[GOAL] Every line with the word "Association" in it should be extracted from the data that follows.

[INPUT]
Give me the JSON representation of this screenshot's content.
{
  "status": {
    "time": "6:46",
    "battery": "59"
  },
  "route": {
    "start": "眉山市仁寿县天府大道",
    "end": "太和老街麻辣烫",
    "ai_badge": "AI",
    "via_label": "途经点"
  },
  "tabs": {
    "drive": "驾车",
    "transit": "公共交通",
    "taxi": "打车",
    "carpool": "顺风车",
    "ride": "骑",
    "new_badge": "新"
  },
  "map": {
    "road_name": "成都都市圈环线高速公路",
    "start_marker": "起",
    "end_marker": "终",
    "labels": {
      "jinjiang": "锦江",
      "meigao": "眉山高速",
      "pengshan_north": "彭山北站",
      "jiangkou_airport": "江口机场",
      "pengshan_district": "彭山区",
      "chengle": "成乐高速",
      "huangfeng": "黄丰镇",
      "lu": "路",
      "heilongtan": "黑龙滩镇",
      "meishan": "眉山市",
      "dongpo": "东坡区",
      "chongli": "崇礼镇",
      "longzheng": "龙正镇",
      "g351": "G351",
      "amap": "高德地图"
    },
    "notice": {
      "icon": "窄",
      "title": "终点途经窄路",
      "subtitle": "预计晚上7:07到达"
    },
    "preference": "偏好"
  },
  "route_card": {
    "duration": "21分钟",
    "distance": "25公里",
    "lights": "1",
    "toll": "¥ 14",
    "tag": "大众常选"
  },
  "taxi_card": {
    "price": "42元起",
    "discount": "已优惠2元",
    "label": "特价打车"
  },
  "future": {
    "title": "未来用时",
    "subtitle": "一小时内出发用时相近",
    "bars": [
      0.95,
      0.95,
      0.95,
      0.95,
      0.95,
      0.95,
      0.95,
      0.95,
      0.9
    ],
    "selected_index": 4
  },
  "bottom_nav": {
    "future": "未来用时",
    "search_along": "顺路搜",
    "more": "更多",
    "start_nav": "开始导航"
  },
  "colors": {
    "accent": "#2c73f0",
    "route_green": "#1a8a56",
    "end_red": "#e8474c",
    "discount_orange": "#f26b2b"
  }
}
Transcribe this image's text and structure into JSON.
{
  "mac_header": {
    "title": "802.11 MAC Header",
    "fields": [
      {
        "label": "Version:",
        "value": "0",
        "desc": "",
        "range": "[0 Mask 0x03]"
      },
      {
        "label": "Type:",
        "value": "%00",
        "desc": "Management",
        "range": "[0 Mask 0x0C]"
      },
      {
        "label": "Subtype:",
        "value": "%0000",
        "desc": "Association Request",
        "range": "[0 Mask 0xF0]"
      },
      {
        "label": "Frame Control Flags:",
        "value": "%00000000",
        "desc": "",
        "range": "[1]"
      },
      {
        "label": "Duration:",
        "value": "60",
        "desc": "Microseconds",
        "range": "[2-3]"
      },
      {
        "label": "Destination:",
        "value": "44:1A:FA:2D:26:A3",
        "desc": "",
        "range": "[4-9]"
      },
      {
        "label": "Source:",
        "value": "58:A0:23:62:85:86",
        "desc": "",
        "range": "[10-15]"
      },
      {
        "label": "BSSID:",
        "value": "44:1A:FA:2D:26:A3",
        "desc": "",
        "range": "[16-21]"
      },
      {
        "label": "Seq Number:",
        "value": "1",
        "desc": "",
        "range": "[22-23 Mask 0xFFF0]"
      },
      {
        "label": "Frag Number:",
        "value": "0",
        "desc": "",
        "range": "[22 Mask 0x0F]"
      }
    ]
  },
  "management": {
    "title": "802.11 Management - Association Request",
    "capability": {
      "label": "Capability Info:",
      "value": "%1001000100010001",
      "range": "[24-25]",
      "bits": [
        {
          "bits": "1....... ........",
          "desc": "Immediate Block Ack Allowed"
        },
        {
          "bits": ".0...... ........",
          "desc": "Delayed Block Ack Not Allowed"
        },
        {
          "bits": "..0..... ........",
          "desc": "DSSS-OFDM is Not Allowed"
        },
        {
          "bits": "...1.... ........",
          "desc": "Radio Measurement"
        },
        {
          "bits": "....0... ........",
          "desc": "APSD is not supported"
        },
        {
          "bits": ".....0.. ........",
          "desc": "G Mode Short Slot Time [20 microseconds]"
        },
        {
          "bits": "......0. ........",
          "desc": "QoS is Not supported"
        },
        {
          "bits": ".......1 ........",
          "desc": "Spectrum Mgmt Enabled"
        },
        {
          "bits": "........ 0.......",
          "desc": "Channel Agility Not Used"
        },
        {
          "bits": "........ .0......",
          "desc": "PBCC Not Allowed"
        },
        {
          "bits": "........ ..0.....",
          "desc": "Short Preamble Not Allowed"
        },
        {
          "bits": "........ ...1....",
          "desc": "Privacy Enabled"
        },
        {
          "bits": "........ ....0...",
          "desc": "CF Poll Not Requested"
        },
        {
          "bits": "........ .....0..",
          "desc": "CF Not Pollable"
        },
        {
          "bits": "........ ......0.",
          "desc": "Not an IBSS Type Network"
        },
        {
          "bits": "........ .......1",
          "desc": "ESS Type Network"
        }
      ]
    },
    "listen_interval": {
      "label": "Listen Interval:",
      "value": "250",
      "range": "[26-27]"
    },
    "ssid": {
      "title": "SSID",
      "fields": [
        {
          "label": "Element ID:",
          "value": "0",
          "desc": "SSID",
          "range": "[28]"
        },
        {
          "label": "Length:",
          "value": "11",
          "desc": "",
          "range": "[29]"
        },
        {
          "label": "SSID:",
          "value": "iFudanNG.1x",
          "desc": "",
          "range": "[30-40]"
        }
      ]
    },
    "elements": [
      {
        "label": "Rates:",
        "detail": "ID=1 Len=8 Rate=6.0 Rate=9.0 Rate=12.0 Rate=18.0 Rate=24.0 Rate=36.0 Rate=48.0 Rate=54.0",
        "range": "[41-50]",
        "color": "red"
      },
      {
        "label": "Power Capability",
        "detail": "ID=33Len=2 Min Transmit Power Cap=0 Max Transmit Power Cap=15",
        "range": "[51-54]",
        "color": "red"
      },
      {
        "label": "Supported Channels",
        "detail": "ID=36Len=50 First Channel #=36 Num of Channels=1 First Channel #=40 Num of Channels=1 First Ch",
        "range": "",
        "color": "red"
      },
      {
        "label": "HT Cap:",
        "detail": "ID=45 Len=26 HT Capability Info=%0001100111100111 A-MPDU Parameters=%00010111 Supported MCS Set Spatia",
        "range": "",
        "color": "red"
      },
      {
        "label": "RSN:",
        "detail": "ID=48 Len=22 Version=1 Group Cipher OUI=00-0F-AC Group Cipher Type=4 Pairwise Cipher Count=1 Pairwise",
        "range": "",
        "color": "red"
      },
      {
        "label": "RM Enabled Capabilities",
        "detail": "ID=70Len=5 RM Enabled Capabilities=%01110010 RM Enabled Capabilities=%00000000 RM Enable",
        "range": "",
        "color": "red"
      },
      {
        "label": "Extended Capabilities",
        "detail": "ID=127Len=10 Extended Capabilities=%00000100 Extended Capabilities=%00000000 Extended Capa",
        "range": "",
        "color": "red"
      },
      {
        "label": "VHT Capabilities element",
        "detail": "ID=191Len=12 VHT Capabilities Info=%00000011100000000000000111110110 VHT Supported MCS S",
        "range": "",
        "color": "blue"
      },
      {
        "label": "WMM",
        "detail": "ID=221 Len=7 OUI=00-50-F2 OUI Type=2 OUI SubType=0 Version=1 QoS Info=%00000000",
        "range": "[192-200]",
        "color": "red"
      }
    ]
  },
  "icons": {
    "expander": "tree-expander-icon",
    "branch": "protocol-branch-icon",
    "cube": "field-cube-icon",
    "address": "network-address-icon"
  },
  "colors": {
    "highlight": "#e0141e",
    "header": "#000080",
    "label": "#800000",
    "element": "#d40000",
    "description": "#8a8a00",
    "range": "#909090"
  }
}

[THE OUTPUT]
        "desc": "Association Request",
    "title": "802.11 Management - Association Request",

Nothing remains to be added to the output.